▶ Given records
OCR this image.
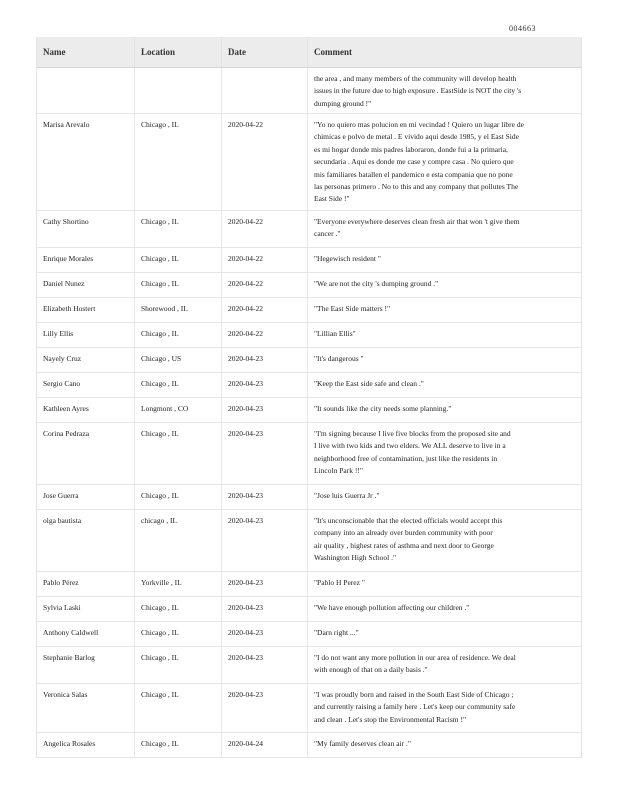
004663
Name	Location	Date	Comment
the area , and many members of the community will develop health
issues in the future due to high exposure . EastSide is NOT the city 's
dumping ground !"
Marisa Arevalo	Chicago , IL	2020-04-22	"Yo no quiero mas polucion en mi vecindad ! Quiero un lugar libre de
chimicas e polvo de metal . E vivido aqui desde 1985, y el East Side
es mi hogar donde mis padres laboraron, donde fui a la primaria,
secundaria . Aqui es donde me case y compre casa . No quiero que
mis familiares batallen el pandemico e esta compania que no pone
las personas primero . No to this and any company that pollutes The
East Side !"
Cathy Shortino	Chicago , IL	2020-04-22	"Everyone everywhere deserves clean fresh air that won 't give them
cancer ."
Enrique Morales	Chicago , IL	2020-04-22	"Hegewisch resident "
Daniel Nunez	Chicago , IL	2020-04-22	"We are not the city 's dumping ground ."
Elizabeth Hostert	Shorewood , IL	2020-04-22	"The East Side matters !"
Lilly Ellis	Chicago , IL	2020-04-22	"Lillian Ellis"
Nayely Cruz	Chicago , US	2020-04-23	"It's dangerous "
Sergio Cano	Chicago , IL	2020-04-23	"Keep the East side safe and clean ."
Kathleen Ayres	Longmont , CO	2020-04-23	"It sounds like the city needs some planning."
Corina Pedraza	Chicago , IL	2020-04-23	"I'm signing because I live five blocks from the proposed site and
I live with two kids and two elders. We ALL deserve to live in a
neighborhood free of contamination, just like the residents in
Lincoln Park !!"
Jose Guerra	Chicago , IL	2020-04-23	"Jose luis Guerra Jr ."
olga bautista	chicago , IL	2020-04-23	"It's unconscionable that the elected officials would accept this
company into an already over burden community with poor
air quality , highest rates of asthma and next door to George
Washington High School ."
Pablo Pérez	Yorkville , IL	2020-04-23	"Pablo H Perez "
Sylvia Laski	Chicago , IL	2020-04-23	"We have enough pollution affecting our children ."
Anthony Caldwell	Chicago , IL	2020-04-23	"Darn right ..."
Stephanie Barlog	Chicago , IL	2020-04-23	"I do not want any more pollution in our area of residence. We deal
with enough of that on a daily basis ."
Veronica Salas	Chicago , IL	2020-04-23	"I was proudly born and raised in the South East Side of Chicago ;
and currently raising a family here . Let's keep our community safe
and clean . Let's stop the Environmental Racism !"
Angelica Rosales	Chicago , IL	2020-04-24	"My family deserves clean air ."
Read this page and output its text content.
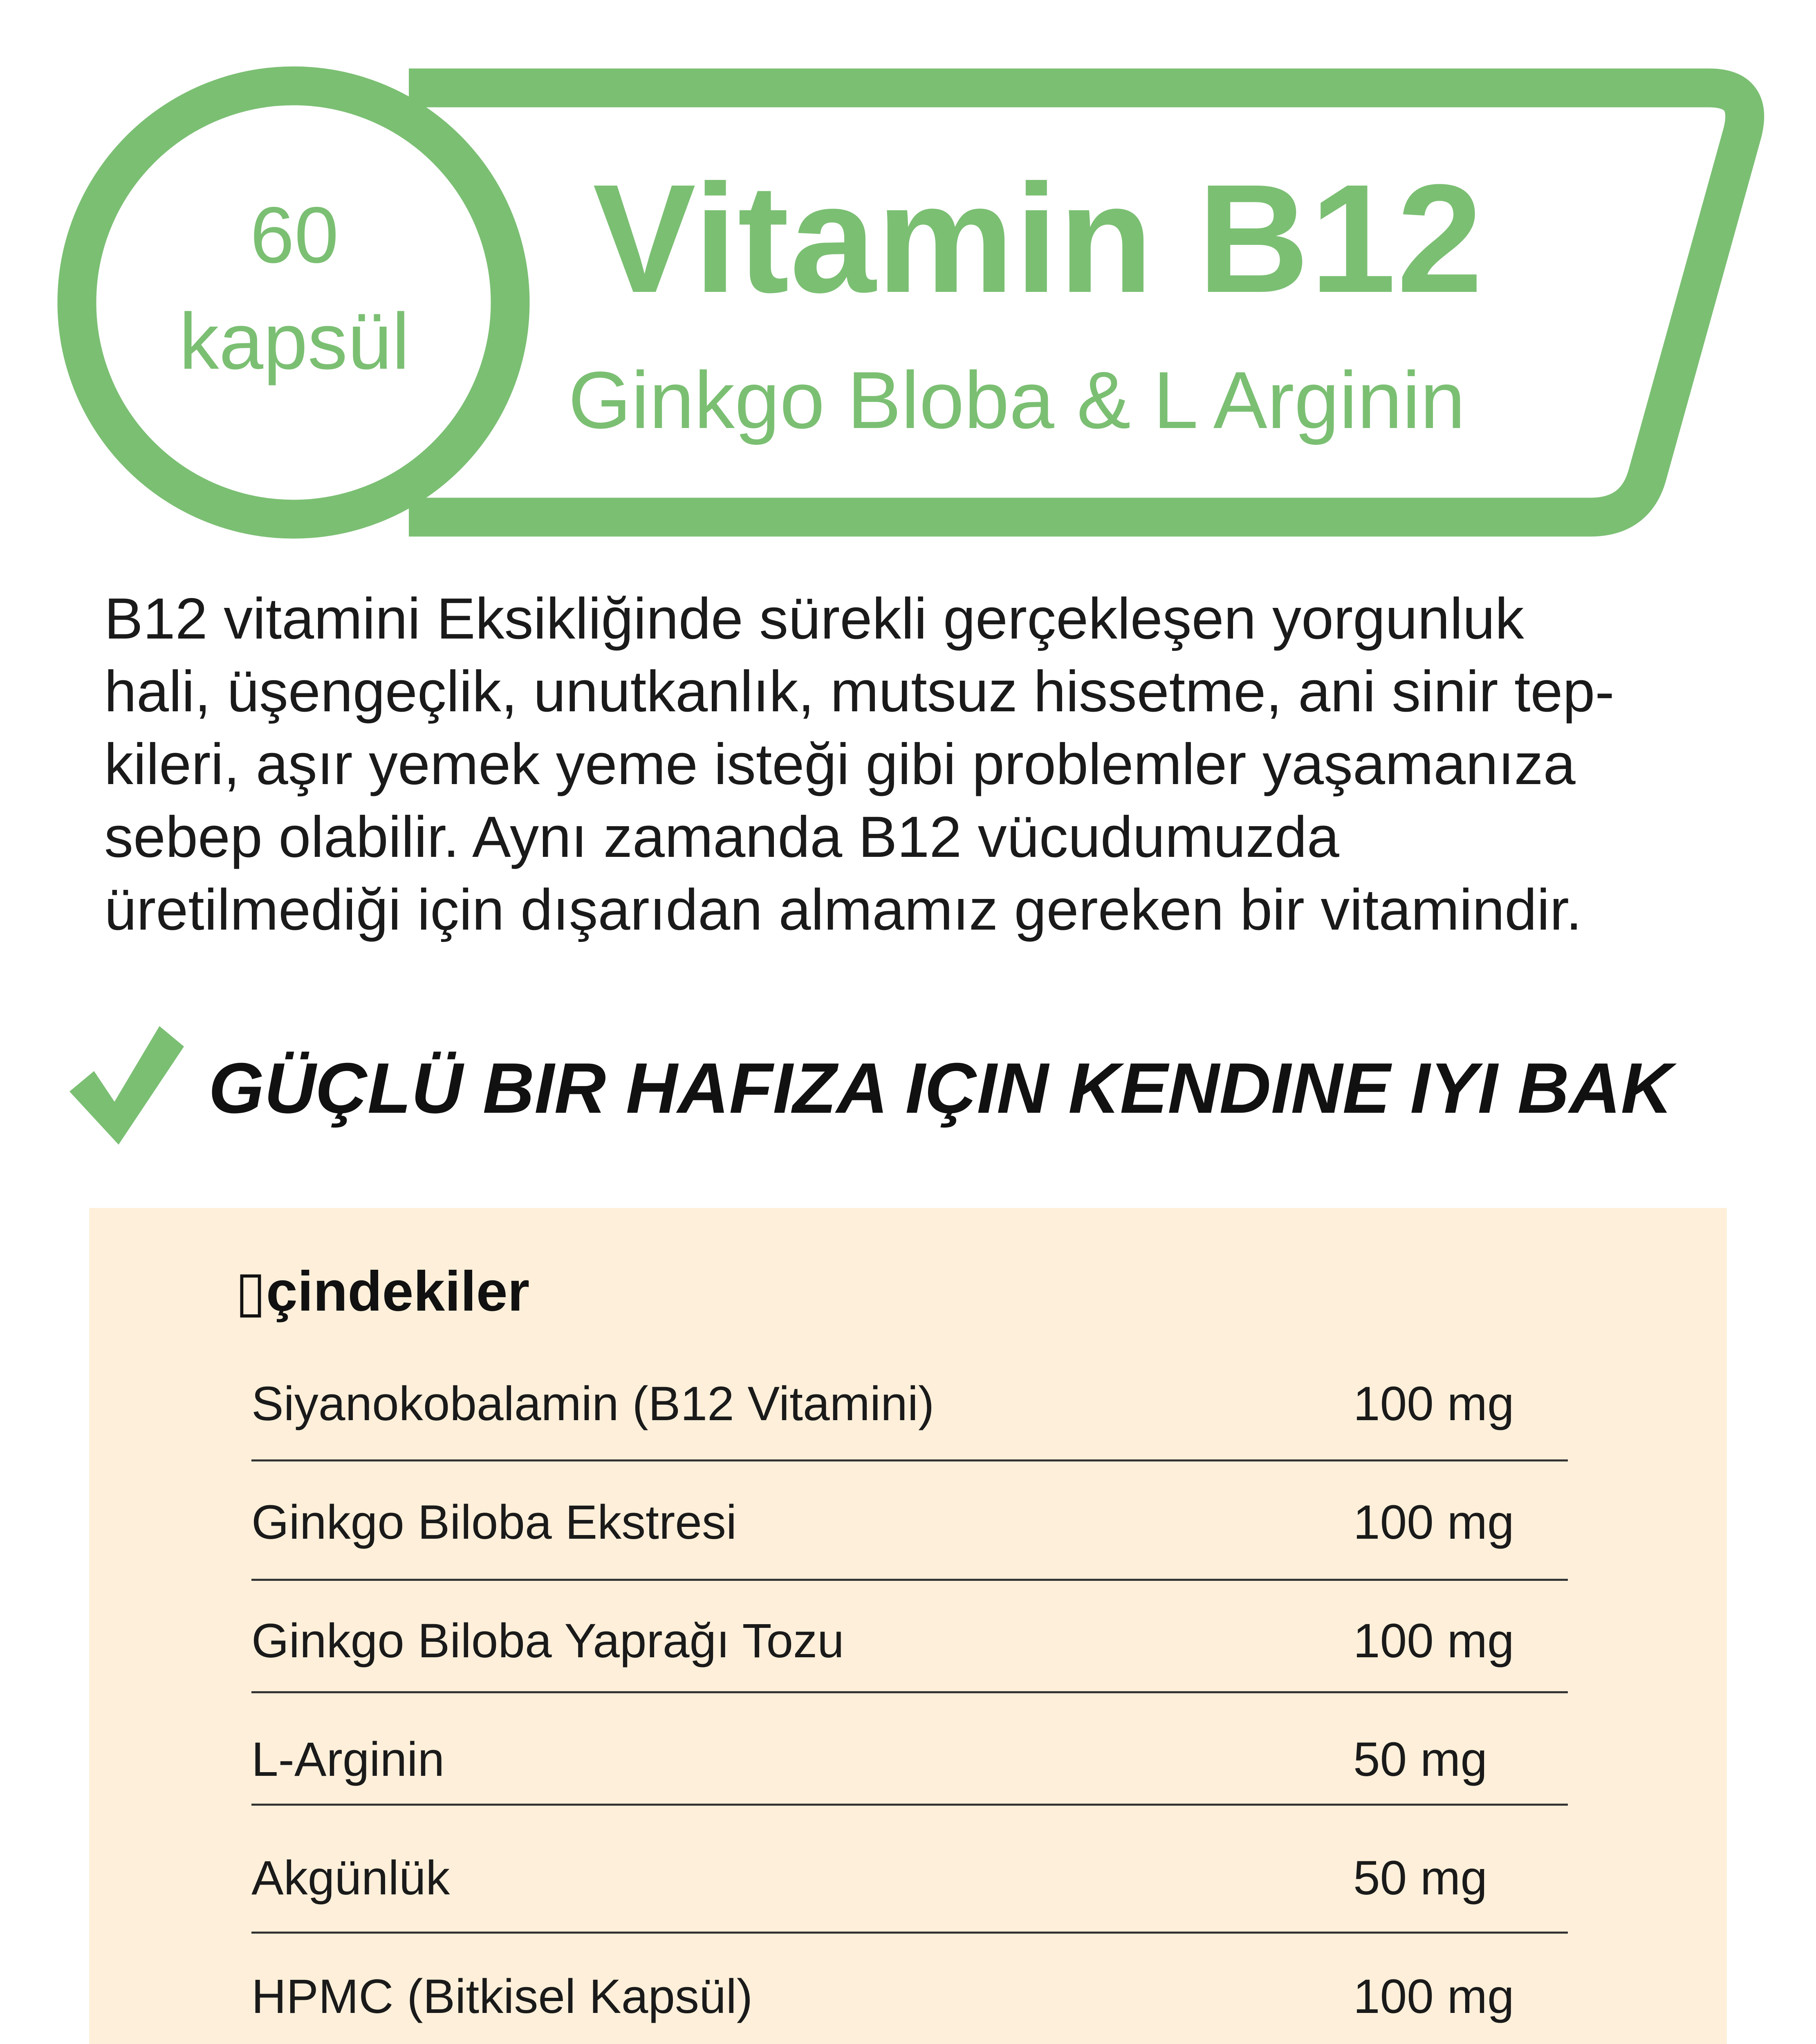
60
kapsül
Vitamin B12
Ginkgo Bloba & L Arginin
B12 vitamini Eksikliğinde sürekli gerçekleşen yorgunluk
hali, üşengeçlik, unutkanlık, mutsuz hissetme, ani sinir tep-
kileri, aşır yemek yeme isteği gibi problemler yaşamanıza
sebep olabilir. Aynı zamanda B12 vücudumuzda
üretilmediği için dışarıdan almamız gereken bir vitamindir.
GÜÇLÜ BIR HAFIZA IÇIN KENDINE IYI BAK
▯çindekiler
Siyanokobalamin (B12 Vitamini)	100 mg
Ginkgo Biloba Ekstresi	100 mg
Ginkgo Biloba Yaprağı Tozu	100 mg
L-Arginin	50 mg
Akgünlük	50 mg
HPMC (Bitkisel Kapsül)	100 mg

▶ Exercise details
Make an exact copy of the data above, pictures excluded.

▶ Task result
OCR this image.
004663
Name	Location	Date	Comment
the area , and many members of the community will develop health
issues in the future due to high exposure . EastSide is NOT the city 's
dumping ground !"
Marisa Arevalo	Chicago , IL	2020-04-22	"Yo no quiero mas polucion en mi vecindad ! Quiero un lugar libre de
chimicas e polvo de metal . E vivido aqui desde 1985, y el East Side
es mi hogar donde mis padres laboraron, donde fui a la primaria,
secundaria . Aqui es donde me case y compre casa . No quiero que
mis familiares batallen el pandemico e esta compania que no pone
las personas primero . No to this and any company that pollutes The
East Side !"
Cathy Shortino	Chicago , IL	2020-04-22	"Everyone everywhere deserves clean fresh air that won 't give them
cancer ."
Enrique Morales	Chicago , IL	2020-04-22	"Hegewisch resident "
Daniel Nunez	Chicago , IL	2020-04-22	"We are not the city 's dumping ground ."
Elizabeth Hostert	Shorewood , IL	2020-04-22	"The East Side matters !"
Lilly Ellis	Chicago , IL	2020-04-22	"Lillian Ellis"
Nayely Cruz	Chicago , US	2020-04-23	"It's dangerous "
Sergio Cano	Chicago , IL	2020-04-23	"Keep the East side safe and clean ."
Kathleen Ayres	Longmont , CO	2020-04-23	"It sounds like the city needs some planning."
Corina Pedraza	Chicago , IL	2020-04-23	"I'm signing because I live five blocks from the proposed site and
I live with two kids and two elders. We ALL deserve to live in a
neighborhood free of contamination, just like the residents in
Lincoln Park !!"
Jose Guerra	Chicago , IL	2020-04-23	"Jose luis Guerra Jr ."
olga bautista	chicago , IL	2020-04-23	"It's unconscionable that the elected officials would accept this
company into an already over burden community with poor
air quality , highest rates of asthma and next door to George
Washington High School ."
Pablo Pérez	Yorkville , IL	2020-04-23	"Pablo H Perez "
Sylvia Laski	Chicago , IL	2020-04-23	"We have enough pollution affecting our children ."
Anthony Caldwell	Chicago , IL	2020-04-23	"Darn right ..."
Stephanie Barlog	Chicago , IL	2020-04-23	"I do not want any more pollution in our area of residence. We deal
with enough of that on a daily basis ."
Veronica Salas	Chicago , IL	2020-04-23	"I was proudly born and raised in the South East Side of Chicago ;
and currently raising a family here . Let's keep our community safe
and clean . Let's stop the Environmental Racism !"
Angelica Rosales	Chicago , IL	2020-04-24	"My family deserves clean air ."
Read this page and output its text content.
60
kapsül
Vitamin B12
Ginkgo Bloba & L Arginin
B12 vitamini Eksikliğinde sürekli gerçekleşen yorgunluk
hali, üşengeçlik, unutkanlık, mutsuz hissetme, ani sinir tep-
kileri, aşır yemek yeme isteği gibi problemler yaşamanıza
sebep olabilir. Aynı zamanda B12 vücudumuzda
üretilmediği için dışarıdan almamız gereken bir vitamindir.
GÜÇLÜ BIR HAFIZA IÇIN KENDINE IYI BAK
▯çindekiler
Siyanokobalamin (B12 Vitamini)	100 mg
Ginkgo Biloba Ekstresi	100 mg
Ginkgo Biloba Yaprağı Tozu	100 mg
L-Arginin	50 mg
Akgünlük	50 mg
HPMC (Bitkisel Kapsül)	100 mg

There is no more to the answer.